* What is required
Set the listing down again exactly, please, apart from its pictures.

=== Data extract ===

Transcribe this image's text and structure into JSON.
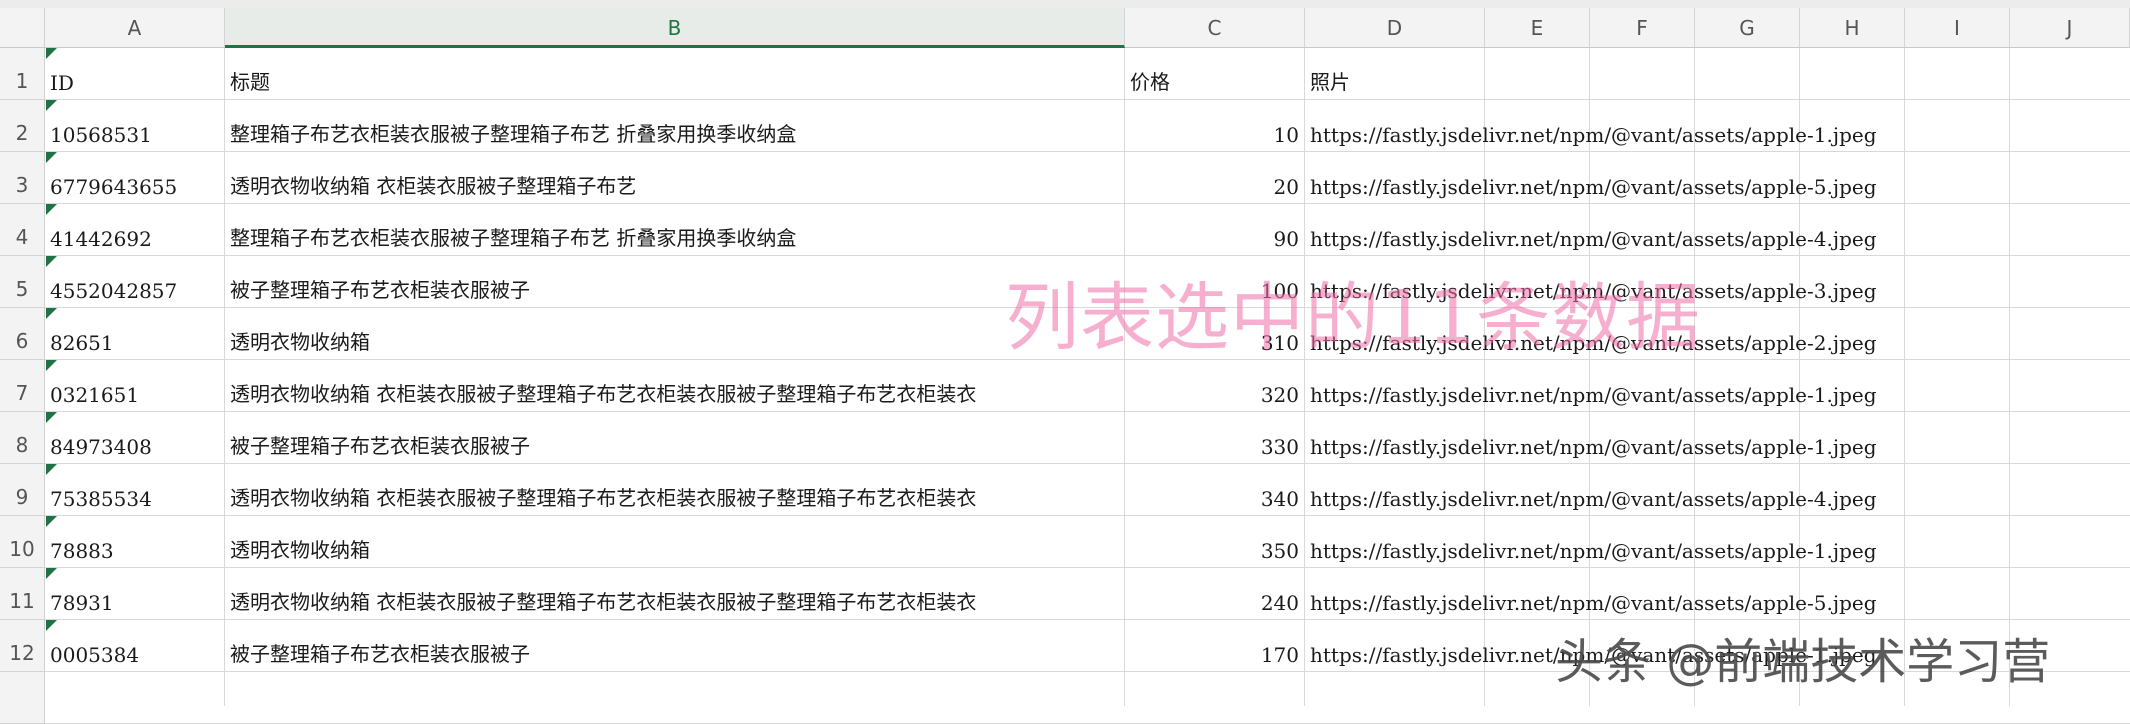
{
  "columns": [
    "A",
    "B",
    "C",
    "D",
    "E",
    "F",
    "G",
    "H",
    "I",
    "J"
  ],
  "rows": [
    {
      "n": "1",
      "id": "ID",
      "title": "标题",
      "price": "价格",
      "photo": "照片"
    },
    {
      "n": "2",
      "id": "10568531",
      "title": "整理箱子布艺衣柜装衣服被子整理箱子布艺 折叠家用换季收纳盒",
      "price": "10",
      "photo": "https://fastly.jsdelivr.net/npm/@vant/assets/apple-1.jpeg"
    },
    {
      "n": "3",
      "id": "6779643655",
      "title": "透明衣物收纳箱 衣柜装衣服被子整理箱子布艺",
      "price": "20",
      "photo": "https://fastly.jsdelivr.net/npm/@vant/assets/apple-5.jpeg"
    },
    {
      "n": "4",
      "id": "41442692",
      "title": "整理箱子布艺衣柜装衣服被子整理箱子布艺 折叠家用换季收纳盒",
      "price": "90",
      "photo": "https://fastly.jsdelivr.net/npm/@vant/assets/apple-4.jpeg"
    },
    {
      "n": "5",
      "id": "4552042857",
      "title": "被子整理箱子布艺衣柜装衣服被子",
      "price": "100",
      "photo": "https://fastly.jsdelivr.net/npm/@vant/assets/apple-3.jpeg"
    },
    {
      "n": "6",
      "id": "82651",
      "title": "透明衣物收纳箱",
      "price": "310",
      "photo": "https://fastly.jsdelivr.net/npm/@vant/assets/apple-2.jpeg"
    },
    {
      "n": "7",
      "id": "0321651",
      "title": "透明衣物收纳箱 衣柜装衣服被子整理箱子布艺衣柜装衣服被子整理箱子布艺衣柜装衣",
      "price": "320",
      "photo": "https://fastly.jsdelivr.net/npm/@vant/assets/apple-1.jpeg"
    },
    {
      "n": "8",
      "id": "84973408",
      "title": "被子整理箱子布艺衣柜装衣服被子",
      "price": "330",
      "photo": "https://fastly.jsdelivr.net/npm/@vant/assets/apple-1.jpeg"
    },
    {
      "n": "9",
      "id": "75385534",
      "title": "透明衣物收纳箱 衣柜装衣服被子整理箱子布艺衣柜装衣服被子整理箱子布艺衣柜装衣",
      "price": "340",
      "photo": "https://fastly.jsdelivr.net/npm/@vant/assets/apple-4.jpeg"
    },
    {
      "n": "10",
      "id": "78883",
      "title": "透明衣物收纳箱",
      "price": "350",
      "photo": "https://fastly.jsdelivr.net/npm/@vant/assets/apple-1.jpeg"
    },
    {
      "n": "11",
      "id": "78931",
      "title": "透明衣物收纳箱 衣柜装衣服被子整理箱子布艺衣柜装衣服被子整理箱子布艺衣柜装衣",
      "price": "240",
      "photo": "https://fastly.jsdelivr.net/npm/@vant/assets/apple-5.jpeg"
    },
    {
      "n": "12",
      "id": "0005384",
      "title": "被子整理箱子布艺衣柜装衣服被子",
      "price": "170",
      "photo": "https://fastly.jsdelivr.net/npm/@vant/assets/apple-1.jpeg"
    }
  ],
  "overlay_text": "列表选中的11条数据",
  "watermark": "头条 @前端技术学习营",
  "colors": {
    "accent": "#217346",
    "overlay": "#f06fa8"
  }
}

===

* Final result
Transcribe this image's text and structure into JSON.
{
  "columns": [
    "A",
    "B",
    "C",
    "D",
    "E",
    "F",
    "G",
    "H",
    "I",
    "J"
  ],
  "rows": [
    {
      "n": "1",
      "id": "ID",
      "title": "标题",
      "price": "价格",
      "photo": "照片"
    },
    {
      "n": "2",
      "id": "10568531",
      "title": "整理箱子布艺衣柜装衣服被子整理箱子布艺 折叠家用换季收纳盒",
      "price": "10",
      "photo": "https://fastly.jsdelivr.net/npm/@vant/assets/apple-1.jpeg"
    },
    {
      "n": "3",
      "id": "6779643655",
      "title": "透明衣物收纳箱 衣柜装衣服被子整理箱子布艺",
      "price": "20",
      "photo": "https://fastly.jsdelivr.net/npm/@vant/assets/apple-5.jpeg"
    },
    {
      "n": "4",
      "id": "41442692",
      "title": "整理箱子布艺衣柜装衣服被子整理箱子布艺 折叠家用换季收纳盒",
      "price": "90",
      "photo": "https://fastly.jsdelivr.net/npm/@vant/assets/apple-4.jpeg"
    },
    {
      "n": "5",
      "id": "4552042857",
      "title": "被子整理箱子布艺衣柜装衣服被子",
      "price": "100",
      "photo": "https://fastly.jsdelivr.net/npm/@vant/assets/apple-3.jpeg"
    },
    {
      "n": "6",
      "id": "82651",
      "title": "透明衣物收纳箱",
      "price": "310",
      "photo": "https://fastly.jsdelivr.net/npm/@vant/assets/apple-2.jpeg"
    },
    {
      "n": "7",
      "id": "0321651",
      "title": "透明衣物收纳箱 衣柜装衣服被子整理箱子布艺衣柜装衣服被子整理箱子布艺衣柜装衣",
      "price": "320",
      "photo": "https://fastly.jsdelivr.net/npm/@vant/assets/apple-1.jpeg"
    },
    {
      "n": "8",
      "id": "84973408",
      "title": "被子整理箱子布艺衣柜装衣服被子",
      "price": "330",
      "photo": "https://fastly.jsdelivr.net/npm/@vant/assets/apple-1.jpeg"
    },
    {
      "n": "9",
      "id": "75385534",
      "title": "透明衣物收纳箱 衣柜装衣服被子整理箱子布艺衣柜装衣服被子整理箱子布艺衣柜装衣",
      "price": "340",
      "photo": "https://fastly.jsdelivr.net/npm/@vant/assets/apple-4.jpeg"
    },
    {
      "n": "10",
      "id": "78883",
      "title": "透明衣物收纳箱",
      "price": "350",
      "photo": "https://fastly.jsdelivr.net/npm/@vant/assets/apple-1.jpeg"
    },
    {
      "n": "11",
      "id": "78931",
      "title": "透明衣物收纳箱 衣柜装衣服被子整理箱子布艺衣柜装衣服被子整理箱子布艺衣柜装衣",
      "price": "240",
      "photo": "https://fastly.jsdelivr.net/npm/@vant/assets/apple-5.jpeg"
    },
    {
      "n": "12",
      "id": "0005384",
      "title": "被子整理箱子布艺衣柜装衣服被子",
      "price": "170",
      "photo": "https://fastly.jsdelivr.net/npm/@vant/assets/apple-1.jpeg"
    }
  ],
  "overlay_text": "列表选中的11条数据",
  "watermark": "头条 @前端技术学习营",
  "colors": {
    "accent": "#217346",
    "overlay": "#f06fa8"
  }
}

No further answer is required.